__Task prompt__. From the listing below, copy every line with the word "trực".

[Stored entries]
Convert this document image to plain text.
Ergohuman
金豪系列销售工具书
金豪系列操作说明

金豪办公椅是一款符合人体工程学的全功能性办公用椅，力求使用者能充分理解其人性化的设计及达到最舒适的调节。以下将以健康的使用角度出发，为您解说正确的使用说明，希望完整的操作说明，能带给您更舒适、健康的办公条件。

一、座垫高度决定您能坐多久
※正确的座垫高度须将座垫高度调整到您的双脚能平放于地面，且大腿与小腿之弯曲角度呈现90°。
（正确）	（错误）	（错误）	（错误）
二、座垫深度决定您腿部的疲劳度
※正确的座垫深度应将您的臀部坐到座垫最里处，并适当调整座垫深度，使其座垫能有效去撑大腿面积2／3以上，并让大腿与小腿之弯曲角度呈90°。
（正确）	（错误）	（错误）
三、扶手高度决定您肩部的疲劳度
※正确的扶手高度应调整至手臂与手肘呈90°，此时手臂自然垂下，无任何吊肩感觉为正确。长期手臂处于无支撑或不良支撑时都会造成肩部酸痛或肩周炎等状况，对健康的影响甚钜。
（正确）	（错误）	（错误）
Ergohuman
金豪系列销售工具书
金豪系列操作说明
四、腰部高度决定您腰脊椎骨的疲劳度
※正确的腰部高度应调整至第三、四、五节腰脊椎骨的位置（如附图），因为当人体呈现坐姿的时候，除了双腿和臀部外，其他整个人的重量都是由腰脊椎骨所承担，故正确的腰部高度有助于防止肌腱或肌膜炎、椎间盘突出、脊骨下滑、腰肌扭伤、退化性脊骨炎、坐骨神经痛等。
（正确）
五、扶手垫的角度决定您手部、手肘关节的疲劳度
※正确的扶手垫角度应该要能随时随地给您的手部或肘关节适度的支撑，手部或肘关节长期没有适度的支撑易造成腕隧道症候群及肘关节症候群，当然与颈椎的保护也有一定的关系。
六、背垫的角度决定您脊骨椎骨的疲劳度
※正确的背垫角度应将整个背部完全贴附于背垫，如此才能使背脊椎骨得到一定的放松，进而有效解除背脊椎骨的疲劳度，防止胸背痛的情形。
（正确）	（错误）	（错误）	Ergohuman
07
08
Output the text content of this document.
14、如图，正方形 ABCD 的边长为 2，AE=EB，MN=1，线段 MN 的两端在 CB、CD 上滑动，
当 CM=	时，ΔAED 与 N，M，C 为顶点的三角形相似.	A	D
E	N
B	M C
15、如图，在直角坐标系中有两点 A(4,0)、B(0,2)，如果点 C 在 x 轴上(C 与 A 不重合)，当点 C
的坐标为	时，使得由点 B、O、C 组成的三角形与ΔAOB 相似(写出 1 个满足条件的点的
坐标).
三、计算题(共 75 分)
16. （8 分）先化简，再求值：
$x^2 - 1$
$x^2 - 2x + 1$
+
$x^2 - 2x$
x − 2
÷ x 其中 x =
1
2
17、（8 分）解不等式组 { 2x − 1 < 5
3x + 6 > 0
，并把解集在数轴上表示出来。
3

* * *

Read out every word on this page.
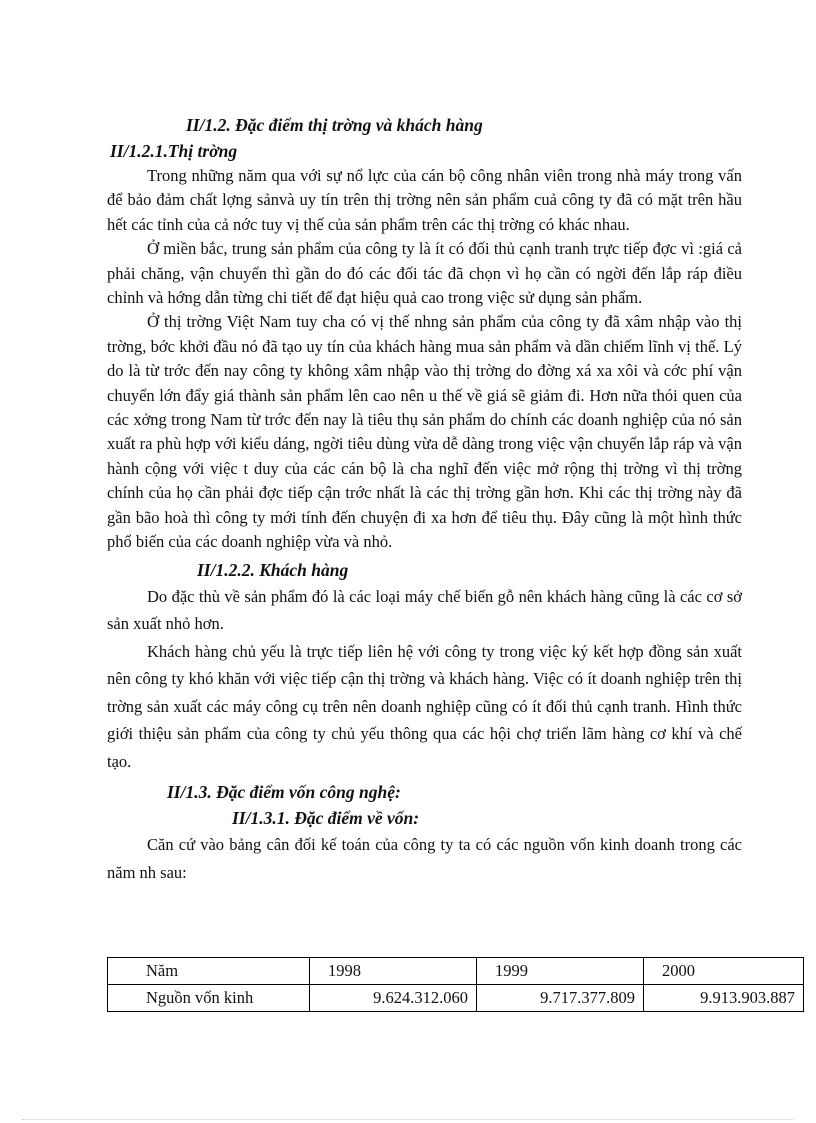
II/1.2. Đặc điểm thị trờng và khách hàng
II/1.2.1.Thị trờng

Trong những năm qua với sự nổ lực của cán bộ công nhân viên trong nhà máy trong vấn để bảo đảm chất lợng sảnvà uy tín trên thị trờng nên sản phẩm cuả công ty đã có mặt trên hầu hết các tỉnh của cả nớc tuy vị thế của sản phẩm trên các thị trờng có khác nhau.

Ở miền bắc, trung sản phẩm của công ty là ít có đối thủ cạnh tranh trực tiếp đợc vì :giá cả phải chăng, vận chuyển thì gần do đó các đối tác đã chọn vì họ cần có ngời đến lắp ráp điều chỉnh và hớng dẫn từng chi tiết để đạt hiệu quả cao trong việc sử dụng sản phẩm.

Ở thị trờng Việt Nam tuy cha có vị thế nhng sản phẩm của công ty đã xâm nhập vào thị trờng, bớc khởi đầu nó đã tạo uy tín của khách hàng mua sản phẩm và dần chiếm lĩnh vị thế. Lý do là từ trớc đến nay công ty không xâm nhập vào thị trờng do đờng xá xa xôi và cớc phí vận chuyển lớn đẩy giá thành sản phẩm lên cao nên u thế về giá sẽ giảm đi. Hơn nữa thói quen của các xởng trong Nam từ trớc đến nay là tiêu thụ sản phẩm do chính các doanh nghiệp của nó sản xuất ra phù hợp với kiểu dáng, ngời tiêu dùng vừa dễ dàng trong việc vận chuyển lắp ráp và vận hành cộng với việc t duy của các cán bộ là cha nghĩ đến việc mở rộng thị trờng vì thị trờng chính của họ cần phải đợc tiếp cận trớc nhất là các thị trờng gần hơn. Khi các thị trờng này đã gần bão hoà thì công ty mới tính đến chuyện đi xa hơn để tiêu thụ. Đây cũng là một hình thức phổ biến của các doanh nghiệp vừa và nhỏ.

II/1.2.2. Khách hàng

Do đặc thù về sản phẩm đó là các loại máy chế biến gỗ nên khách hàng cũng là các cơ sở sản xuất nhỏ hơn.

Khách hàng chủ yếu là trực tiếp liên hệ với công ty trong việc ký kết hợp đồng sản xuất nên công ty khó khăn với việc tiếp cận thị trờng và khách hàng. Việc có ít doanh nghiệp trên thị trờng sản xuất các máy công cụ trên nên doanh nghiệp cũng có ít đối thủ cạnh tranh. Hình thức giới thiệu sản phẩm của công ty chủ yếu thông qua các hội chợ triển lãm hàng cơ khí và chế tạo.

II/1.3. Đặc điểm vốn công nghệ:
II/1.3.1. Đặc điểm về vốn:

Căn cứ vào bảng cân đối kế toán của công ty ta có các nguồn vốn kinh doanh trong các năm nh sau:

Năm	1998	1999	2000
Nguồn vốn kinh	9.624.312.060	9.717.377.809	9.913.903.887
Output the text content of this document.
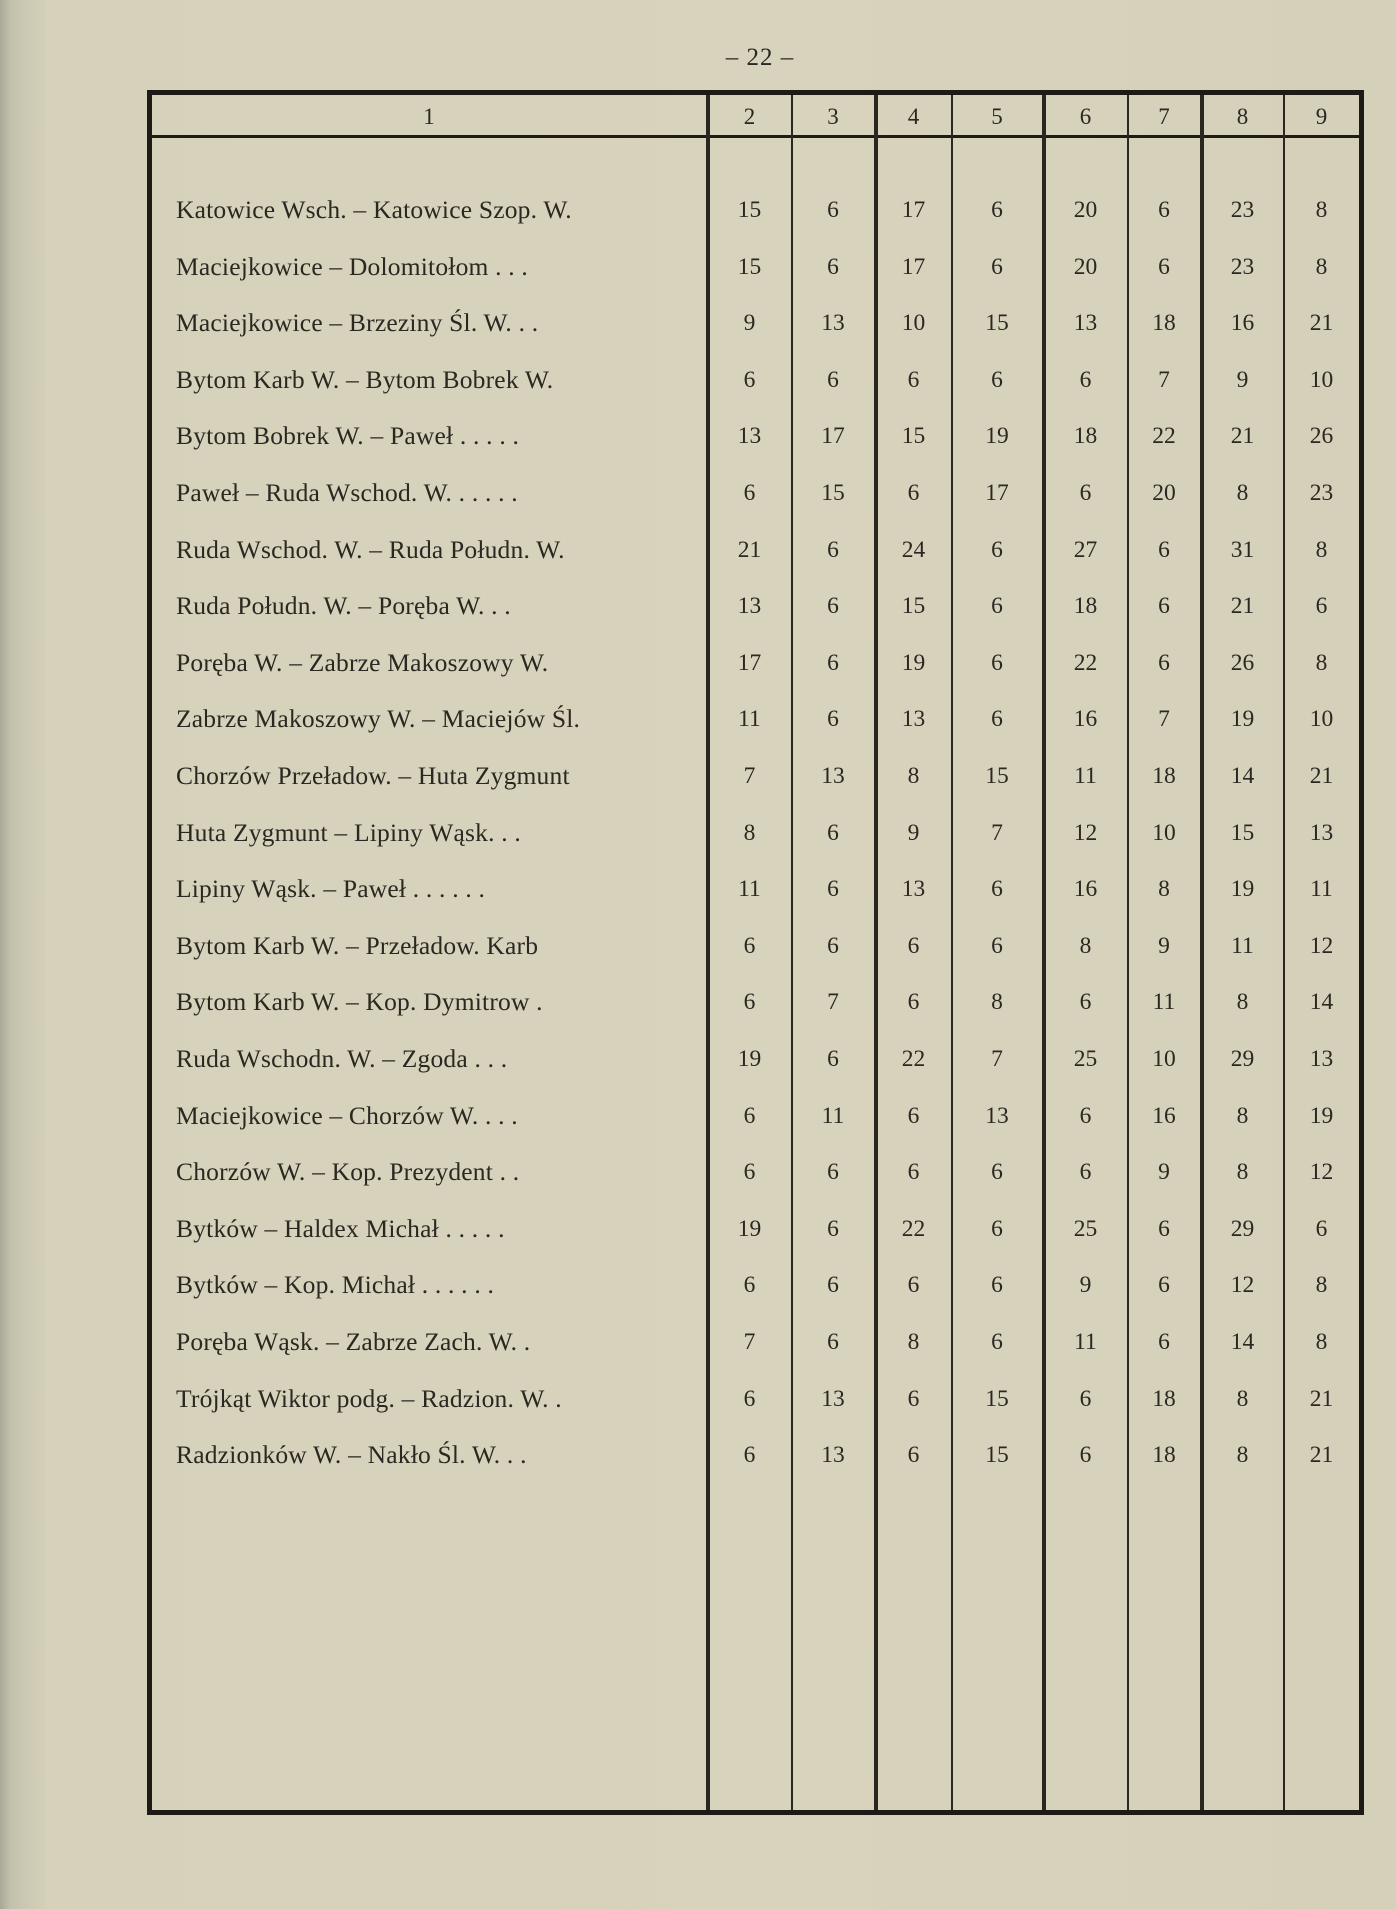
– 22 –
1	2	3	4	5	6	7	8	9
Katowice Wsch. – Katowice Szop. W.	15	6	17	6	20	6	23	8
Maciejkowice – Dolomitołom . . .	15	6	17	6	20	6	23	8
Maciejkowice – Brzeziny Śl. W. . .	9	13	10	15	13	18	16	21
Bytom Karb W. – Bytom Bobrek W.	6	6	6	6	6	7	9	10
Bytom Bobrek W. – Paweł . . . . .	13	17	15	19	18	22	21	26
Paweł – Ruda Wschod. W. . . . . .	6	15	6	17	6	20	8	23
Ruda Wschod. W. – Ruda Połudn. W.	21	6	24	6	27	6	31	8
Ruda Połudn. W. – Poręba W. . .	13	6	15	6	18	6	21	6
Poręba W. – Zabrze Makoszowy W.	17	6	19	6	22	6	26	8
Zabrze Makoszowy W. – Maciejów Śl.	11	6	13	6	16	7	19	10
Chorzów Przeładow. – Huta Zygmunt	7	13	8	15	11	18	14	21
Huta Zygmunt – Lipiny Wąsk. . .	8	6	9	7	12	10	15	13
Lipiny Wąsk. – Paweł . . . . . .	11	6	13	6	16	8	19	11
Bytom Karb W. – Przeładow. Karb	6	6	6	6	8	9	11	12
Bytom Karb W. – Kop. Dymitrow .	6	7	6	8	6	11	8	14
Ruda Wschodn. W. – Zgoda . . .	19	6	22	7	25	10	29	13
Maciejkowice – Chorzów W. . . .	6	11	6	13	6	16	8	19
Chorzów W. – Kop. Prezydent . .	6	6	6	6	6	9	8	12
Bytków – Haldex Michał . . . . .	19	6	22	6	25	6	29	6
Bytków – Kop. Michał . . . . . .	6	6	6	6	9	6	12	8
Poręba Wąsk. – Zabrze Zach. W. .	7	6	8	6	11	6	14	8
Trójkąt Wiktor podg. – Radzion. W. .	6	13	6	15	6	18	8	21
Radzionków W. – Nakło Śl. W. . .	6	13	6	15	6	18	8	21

__Exercise output__.
Ở miền bắc, trung sản phẩm của công ty là ít có đối thủ cạnh tranh trực tiếp đợc vì :giá cả phải chăng, vận chuyển thì gần do đó các đối tác đã chọn vì họ cần có ngời đến lắp ráp điều chỉnh và hớng dẫn từng chi tiết để đạt hiệu quả cao trong việc sử dụng sản phẩm.
Khách hàng chủ yếu là trực tiếp liên hệ với công ty trong việc ký kết hợp đồng sản xuất nên công ty khó khăn với việc tiếp cận thị trờng và khách hàng. Việc có ít doanh nghiệp trên thị trờng sản xuất các máy công cụ trên nên doanh nghiệp cũng có ít đối thủ cạnh tranh. Hình thức giới thiệu sản phẩm của công ty chủ yếu thông qua các hội chợ triển lãm hàng cơ khí và chế tạo.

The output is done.